**Stated task:**
Scan the records below for the word "question" and give only the number of lines that hold it.

**Data listing:**
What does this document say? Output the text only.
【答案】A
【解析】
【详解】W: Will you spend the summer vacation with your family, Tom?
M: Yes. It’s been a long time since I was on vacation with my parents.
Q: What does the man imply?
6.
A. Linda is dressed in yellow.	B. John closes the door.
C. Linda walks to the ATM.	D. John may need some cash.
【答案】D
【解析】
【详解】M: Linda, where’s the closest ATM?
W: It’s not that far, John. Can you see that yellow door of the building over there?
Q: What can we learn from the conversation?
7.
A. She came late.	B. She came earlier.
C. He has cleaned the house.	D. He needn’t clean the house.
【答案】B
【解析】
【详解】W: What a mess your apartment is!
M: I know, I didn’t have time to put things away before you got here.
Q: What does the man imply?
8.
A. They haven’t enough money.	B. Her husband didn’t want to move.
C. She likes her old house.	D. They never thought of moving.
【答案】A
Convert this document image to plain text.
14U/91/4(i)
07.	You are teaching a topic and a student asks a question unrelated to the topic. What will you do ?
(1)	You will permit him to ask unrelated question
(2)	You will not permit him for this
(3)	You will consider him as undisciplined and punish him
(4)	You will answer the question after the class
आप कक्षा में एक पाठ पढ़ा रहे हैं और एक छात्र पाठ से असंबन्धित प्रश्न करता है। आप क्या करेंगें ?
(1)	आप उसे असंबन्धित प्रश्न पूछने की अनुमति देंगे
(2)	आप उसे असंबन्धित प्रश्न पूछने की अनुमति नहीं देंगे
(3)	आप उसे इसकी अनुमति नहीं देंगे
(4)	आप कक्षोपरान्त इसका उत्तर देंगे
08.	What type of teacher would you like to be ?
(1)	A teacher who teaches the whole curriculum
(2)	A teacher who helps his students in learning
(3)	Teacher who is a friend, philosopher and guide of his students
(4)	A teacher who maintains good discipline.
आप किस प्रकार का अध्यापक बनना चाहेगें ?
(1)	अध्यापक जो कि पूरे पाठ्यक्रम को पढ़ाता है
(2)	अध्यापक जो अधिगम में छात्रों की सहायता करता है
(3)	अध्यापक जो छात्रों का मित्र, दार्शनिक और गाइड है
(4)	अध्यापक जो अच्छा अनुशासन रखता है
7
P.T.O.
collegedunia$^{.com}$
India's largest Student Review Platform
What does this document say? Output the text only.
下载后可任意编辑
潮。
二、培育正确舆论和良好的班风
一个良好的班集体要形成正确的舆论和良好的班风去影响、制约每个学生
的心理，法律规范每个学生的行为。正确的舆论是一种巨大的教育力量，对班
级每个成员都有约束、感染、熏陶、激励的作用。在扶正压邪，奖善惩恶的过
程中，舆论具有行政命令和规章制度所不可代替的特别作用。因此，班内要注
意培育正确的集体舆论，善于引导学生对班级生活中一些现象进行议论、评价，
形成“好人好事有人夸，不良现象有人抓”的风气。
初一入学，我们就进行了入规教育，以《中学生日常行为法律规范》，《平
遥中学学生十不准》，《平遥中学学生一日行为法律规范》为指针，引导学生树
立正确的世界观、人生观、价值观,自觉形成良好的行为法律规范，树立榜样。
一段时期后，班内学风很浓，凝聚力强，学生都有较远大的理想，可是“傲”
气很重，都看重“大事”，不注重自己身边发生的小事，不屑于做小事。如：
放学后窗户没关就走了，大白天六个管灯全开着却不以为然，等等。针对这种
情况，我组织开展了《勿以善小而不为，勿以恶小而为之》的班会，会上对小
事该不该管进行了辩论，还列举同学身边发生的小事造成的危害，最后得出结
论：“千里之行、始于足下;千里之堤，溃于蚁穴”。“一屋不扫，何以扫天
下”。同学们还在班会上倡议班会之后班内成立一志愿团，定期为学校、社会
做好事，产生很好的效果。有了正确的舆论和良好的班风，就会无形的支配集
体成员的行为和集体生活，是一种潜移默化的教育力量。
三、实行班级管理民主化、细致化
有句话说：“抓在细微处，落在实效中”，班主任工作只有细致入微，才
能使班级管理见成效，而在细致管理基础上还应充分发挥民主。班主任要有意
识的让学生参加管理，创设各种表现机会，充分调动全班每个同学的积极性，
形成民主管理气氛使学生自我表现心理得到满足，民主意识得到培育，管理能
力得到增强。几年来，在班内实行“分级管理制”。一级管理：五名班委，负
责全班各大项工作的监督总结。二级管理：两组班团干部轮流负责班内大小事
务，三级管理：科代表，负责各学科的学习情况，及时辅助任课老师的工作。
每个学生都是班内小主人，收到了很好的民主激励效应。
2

---

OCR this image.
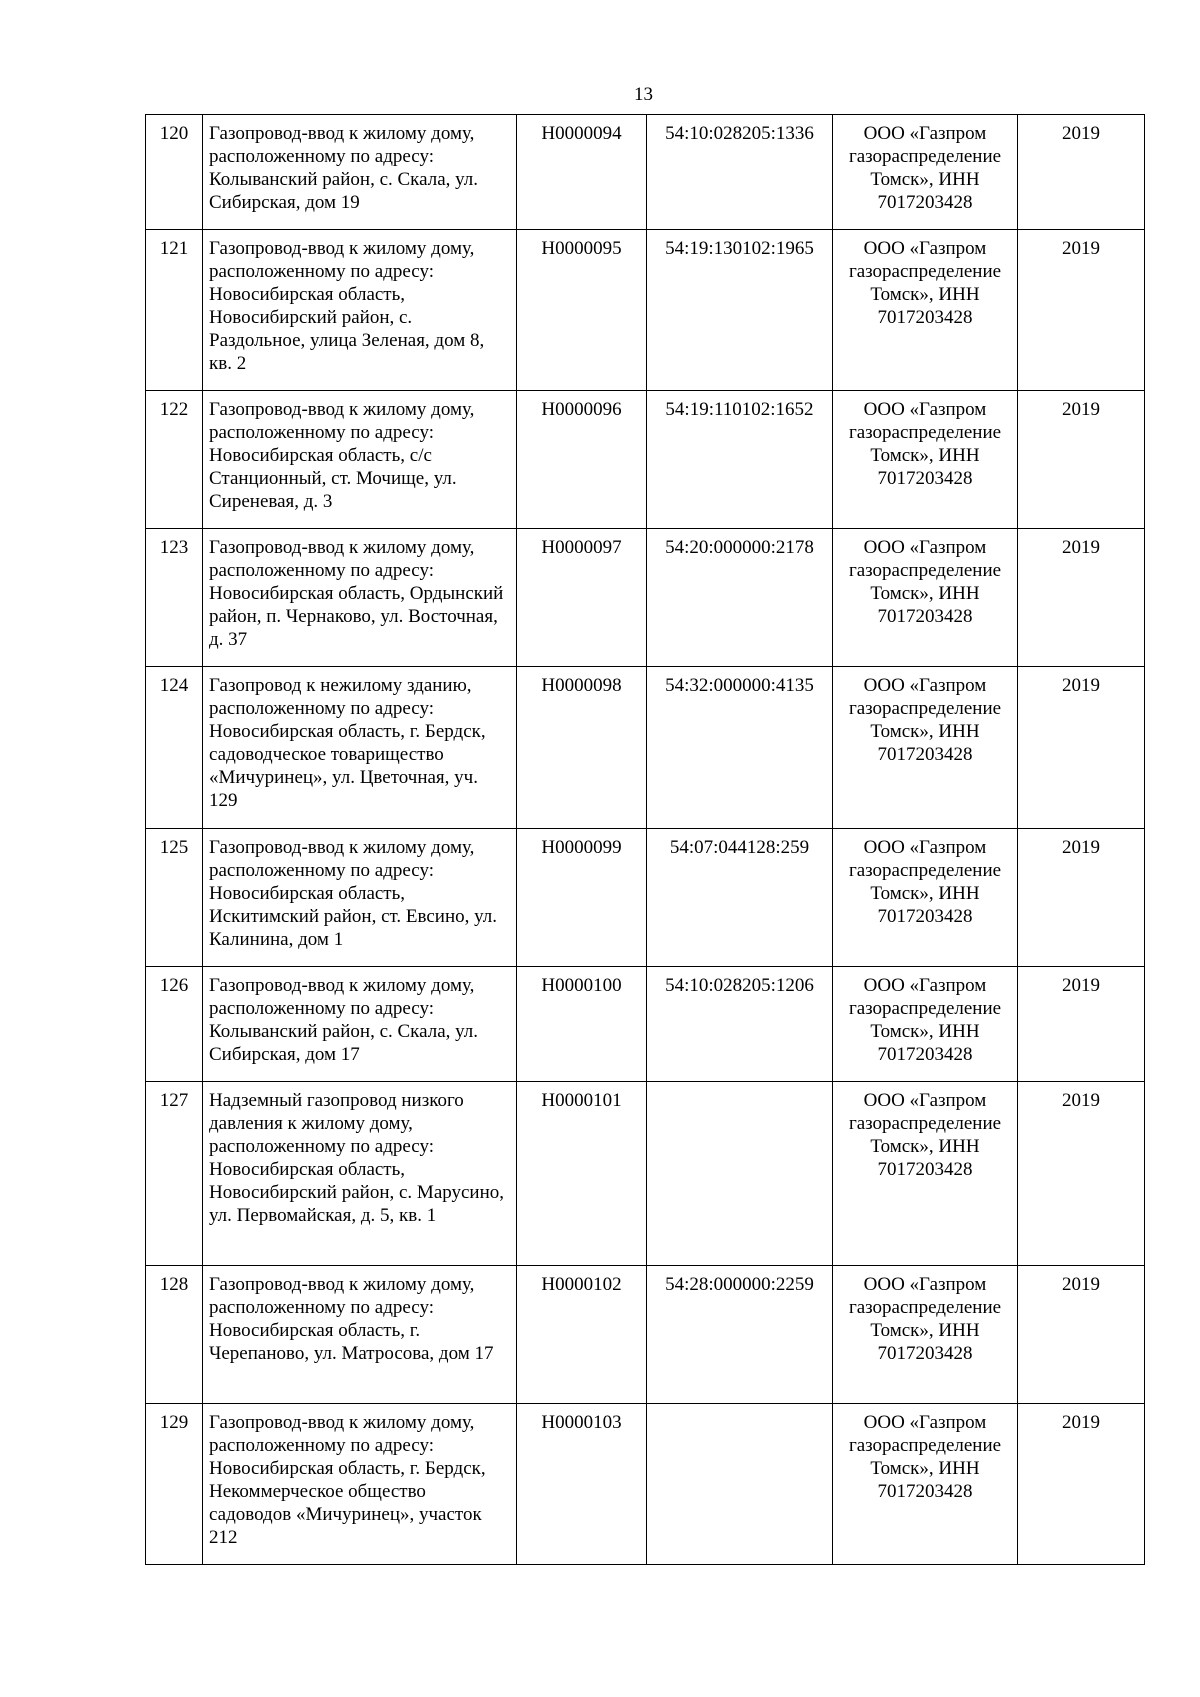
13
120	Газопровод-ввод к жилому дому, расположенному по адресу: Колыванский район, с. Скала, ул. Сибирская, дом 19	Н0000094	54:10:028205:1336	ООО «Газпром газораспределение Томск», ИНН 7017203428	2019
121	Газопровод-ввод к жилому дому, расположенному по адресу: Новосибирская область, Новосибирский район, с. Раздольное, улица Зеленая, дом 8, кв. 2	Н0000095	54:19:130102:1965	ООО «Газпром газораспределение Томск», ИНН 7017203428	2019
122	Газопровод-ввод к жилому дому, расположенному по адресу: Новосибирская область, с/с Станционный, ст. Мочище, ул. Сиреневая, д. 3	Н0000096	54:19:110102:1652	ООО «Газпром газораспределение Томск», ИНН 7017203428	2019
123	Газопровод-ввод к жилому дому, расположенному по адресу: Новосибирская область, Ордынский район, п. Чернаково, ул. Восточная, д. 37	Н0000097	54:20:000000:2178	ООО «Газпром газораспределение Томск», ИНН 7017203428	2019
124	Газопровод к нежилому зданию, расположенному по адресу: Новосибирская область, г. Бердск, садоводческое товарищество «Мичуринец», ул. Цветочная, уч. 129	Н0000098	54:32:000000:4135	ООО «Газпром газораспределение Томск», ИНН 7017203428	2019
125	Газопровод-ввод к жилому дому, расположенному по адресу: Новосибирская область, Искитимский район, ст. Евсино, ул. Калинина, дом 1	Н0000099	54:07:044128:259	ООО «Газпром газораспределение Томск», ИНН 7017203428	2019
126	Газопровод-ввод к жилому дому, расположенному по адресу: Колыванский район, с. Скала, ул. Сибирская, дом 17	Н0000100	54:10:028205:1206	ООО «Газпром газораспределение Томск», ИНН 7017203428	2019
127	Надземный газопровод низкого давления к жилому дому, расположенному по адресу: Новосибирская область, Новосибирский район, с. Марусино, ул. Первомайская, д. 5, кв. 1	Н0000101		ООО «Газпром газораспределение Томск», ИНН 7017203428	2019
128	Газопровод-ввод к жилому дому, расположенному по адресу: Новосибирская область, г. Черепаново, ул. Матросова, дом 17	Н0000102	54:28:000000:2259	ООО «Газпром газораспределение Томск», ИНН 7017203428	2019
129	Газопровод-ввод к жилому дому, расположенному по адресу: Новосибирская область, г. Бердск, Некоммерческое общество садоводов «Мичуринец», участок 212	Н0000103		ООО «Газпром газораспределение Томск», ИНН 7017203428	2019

==

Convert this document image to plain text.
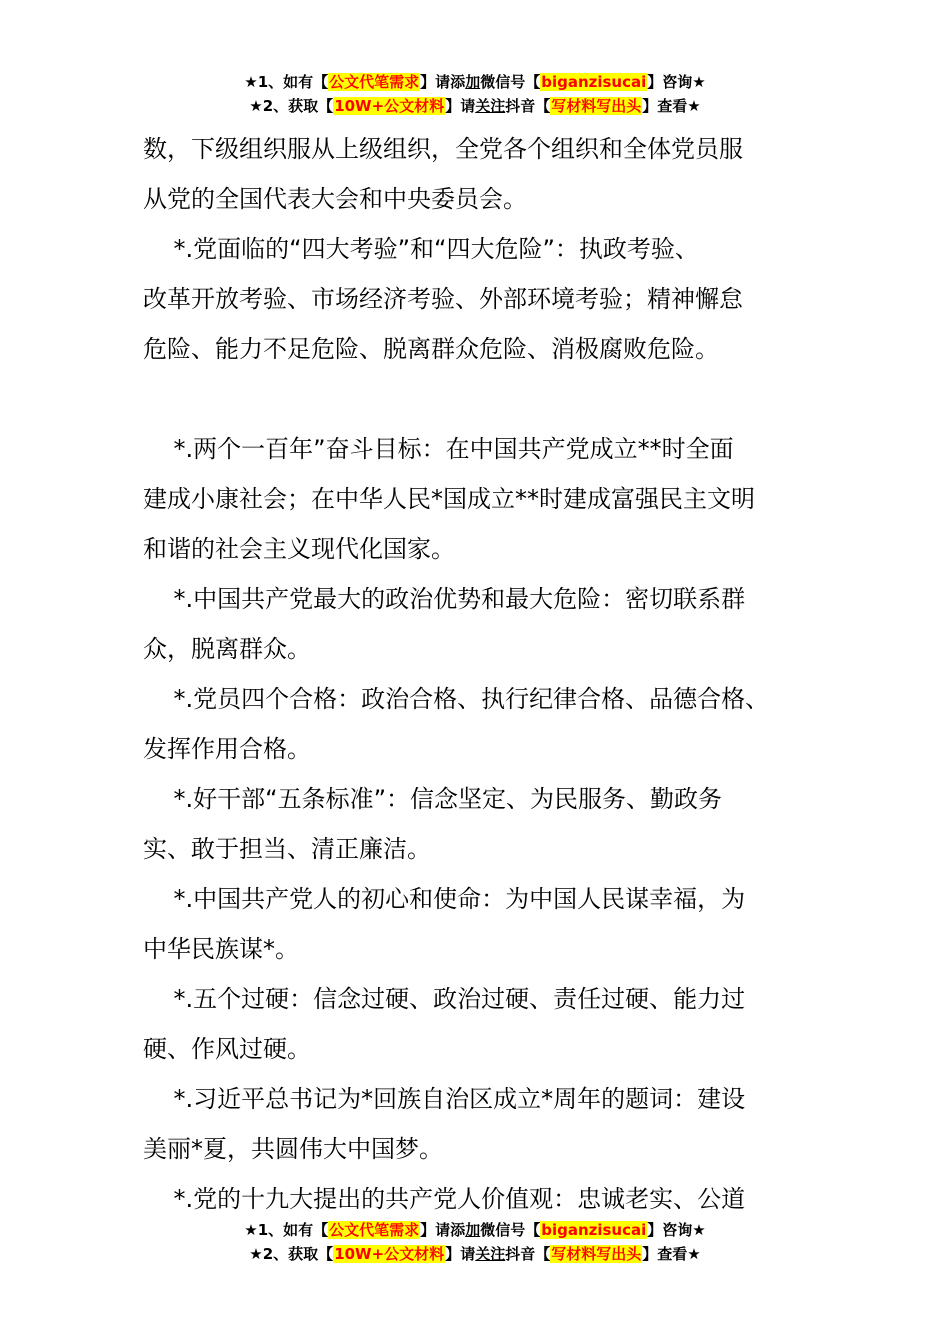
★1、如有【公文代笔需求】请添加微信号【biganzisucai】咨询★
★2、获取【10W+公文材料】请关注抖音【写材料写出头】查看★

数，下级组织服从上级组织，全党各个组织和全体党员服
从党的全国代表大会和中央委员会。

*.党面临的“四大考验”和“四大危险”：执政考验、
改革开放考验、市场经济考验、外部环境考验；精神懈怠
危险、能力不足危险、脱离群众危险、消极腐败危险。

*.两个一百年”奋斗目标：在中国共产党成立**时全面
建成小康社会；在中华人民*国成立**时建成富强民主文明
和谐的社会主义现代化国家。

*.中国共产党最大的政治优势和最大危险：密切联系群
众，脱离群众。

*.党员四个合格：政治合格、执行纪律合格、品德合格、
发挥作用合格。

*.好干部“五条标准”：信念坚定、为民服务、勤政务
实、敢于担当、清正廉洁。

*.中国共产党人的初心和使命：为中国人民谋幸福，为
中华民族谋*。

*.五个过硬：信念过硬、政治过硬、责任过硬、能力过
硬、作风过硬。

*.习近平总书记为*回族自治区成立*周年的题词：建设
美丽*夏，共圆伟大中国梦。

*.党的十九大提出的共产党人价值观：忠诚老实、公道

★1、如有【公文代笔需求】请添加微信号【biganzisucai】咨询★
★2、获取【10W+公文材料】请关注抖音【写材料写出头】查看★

**Task output:**
3